PROBLEM DESCRIPTION:
Gather all lines with "values" from the records.

'''

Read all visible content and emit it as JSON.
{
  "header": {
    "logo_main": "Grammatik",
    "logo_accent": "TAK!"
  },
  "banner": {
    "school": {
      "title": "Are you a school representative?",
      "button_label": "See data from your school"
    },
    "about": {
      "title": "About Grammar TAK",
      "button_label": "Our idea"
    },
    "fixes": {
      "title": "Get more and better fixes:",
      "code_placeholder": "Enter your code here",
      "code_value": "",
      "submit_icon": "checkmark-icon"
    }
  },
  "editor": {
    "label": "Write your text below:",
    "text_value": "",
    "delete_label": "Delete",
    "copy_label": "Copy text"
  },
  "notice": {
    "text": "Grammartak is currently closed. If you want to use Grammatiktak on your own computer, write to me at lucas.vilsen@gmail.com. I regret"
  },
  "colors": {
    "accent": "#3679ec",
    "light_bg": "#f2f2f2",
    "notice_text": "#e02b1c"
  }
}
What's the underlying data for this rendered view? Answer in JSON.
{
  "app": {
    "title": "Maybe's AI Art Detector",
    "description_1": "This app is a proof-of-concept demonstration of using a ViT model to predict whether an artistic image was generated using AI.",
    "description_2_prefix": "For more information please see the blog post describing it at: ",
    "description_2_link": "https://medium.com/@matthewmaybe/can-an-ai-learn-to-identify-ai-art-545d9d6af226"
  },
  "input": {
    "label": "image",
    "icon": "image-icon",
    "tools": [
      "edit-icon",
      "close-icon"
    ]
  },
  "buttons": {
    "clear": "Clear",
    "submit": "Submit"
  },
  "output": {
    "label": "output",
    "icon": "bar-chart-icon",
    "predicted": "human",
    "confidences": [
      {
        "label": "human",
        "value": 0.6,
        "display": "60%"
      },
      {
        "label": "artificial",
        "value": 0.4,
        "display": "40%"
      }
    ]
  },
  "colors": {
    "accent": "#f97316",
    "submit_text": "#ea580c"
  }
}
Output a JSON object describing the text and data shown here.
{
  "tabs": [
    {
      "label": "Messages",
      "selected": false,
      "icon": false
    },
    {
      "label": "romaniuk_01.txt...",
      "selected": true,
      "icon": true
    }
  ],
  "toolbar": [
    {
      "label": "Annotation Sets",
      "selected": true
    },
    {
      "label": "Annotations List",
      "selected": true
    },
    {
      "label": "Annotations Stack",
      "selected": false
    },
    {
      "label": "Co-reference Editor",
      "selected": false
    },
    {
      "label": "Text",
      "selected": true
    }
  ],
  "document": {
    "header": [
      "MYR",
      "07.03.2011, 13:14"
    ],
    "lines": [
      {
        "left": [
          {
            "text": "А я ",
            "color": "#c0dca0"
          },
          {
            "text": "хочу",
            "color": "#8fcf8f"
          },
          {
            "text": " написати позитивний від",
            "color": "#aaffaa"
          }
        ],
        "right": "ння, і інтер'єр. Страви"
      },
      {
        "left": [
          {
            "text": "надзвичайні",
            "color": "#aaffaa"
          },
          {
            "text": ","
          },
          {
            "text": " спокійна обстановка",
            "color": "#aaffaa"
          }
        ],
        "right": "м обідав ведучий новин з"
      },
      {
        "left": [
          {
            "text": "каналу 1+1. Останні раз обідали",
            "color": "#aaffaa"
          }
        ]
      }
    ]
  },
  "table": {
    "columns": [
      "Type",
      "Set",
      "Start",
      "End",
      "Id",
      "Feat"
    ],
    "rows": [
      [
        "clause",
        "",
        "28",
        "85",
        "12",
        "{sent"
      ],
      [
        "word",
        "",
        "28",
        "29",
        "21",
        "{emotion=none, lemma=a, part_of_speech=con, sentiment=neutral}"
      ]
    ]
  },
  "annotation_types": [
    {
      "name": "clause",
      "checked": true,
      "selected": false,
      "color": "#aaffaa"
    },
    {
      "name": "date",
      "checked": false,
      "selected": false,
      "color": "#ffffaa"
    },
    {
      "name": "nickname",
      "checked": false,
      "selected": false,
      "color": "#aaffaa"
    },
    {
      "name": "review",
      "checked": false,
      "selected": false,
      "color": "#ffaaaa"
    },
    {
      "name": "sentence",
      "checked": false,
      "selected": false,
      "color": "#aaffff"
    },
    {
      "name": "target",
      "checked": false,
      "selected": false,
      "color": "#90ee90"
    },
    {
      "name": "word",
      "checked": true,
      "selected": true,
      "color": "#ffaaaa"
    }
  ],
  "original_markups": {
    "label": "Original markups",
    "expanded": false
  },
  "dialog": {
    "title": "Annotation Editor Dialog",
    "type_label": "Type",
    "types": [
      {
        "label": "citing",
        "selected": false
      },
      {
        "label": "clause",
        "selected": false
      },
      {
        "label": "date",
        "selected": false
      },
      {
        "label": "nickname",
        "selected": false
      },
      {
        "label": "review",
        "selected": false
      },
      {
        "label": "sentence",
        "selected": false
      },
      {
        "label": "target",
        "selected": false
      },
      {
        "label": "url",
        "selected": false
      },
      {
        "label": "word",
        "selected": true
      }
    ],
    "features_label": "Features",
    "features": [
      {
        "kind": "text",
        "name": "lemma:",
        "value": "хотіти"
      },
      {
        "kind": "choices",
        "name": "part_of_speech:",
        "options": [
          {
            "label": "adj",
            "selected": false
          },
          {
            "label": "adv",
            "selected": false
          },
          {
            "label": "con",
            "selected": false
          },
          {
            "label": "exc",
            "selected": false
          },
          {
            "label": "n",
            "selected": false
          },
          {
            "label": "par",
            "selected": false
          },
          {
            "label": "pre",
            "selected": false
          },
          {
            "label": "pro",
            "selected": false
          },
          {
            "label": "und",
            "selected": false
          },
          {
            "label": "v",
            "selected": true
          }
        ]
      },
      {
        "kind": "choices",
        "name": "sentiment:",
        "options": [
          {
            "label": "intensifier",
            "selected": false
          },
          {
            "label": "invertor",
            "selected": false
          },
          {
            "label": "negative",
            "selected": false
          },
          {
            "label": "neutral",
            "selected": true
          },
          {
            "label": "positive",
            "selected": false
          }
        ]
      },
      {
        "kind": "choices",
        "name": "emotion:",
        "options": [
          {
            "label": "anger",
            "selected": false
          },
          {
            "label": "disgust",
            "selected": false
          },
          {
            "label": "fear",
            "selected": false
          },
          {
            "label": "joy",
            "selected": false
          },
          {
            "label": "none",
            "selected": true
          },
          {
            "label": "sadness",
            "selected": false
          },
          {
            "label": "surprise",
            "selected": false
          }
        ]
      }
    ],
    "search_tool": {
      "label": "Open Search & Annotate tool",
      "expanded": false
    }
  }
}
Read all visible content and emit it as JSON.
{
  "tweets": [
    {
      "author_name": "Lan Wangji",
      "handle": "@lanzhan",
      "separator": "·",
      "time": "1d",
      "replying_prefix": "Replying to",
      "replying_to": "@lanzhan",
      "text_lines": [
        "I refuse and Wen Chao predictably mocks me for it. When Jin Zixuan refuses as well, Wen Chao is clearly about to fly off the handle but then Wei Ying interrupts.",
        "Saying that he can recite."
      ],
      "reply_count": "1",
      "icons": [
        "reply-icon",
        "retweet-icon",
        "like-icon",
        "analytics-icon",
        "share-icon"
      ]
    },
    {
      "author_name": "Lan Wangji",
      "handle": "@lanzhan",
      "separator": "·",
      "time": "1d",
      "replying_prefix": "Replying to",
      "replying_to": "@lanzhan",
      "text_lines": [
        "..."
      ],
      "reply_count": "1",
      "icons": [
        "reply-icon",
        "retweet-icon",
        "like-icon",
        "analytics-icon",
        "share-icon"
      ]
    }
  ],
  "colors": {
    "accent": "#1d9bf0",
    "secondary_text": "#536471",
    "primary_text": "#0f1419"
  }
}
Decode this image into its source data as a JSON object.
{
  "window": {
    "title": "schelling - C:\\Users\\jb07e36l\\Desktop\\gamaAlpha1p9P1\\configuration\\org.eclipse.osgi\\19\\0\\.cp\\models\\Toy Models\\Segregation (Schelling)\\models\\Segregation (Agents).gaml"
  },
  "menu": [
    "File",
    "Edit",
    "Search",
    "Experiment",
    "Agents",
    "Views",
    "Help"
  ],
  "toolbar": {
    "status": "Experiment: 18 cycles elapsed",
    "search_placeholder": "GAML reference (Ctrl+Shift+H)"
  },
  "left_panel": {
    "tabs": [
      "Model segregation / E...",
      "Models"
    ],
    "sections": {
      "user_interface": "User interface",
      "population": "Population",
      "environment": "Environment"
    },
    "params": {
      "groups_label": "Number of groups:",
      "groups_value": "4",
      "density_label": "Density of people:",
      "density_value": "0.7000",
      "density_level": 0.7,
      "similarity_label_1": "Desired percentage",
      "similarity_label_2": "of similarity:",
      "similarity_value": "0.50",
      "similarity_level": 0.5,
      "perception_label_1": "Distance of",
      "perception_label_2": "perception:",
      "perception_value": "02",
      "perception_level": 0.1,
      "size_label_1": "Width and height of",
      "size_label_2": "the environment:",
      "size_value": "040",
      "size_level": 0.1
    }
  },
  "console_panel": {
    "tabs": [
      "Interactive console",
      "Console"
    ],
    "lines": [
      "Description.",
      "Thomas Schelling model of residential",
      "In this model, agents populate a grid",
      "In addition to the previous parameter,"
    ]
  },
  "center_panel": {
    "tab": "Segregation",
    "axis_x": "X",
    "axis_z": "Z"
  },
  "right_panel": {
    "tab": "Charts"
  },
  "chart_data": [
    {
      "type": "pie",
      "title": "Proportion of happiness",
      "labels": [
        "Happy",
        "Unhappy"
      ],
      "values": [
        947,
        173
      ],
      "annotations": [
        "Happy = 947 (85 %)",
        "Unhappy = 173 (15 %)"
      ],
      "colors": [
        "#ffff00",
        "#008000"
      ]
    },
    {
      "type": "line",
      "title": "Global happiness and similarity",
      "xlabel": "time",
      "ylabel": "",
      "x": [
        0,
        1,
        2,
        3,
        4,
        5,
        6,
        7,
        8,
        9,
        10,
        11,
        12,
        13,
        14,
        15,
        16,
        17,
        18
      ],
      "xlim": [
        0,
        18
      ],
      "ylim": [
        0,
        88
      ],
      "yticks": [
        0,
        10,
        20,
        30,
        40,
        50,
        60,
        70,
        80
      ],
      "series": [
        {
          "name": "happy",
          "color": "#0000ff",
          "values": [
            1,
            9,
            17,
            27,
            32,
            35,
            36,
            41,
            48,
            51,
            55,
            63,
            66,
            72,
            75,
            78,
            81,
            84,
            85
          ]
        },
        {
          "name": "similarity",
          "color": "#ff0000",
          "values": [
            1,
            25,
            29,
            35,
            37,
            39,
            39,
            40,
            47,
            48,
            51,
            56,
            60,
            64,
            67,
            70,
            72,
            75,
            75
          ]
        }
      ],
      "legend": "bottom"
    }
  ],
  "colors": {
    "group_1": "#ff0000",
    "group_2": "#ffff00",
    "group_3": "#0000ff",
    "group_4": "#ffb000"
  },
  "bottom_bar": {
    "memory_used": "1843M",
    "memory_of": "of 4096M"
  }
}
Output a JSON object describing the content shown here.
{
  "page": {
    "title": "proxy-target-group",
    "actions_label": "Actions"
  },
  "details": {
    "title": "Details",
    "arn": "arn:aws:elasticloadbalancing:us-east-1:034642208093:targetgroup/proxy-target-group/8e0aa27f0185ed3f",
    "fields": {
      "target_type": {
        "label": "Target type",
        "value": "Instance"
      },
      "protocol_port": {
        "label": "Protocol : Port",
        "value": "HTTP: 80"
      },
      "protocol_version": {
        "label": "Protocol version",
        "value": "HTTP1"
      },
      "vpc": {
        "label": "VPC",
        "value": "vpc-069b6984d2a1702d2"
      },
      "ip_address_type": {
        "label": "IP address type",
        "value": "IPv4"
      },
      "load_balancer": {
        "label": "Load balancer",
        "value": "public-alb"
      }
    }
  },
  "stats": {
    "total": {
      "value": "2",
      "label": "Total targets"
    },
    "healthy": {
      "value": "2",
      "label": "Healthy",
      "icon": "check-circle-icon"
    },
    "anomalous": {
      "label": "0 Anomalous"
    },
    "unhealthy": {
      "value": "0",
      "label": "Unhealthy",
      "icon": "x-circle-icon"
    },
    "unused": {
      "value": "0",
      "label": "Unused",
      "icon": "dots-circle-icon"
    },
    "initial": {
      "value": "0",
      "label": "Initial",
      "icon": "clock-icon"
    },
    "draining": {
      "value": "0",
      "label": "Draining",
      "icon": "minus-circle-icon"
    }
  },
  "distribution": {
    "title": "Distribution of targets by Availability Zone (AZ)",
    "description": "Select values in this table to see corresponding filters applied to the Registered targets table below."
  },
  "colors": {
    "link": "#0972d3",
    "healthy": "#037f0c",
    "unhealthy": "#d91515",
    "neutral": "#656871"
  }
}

'''

SOLUTION TO THE EXERCISE:
      "values": [
          "values": [
          "values": [
    "description": "Select values in this table to see corresponding filters applied to the Registered targets table below."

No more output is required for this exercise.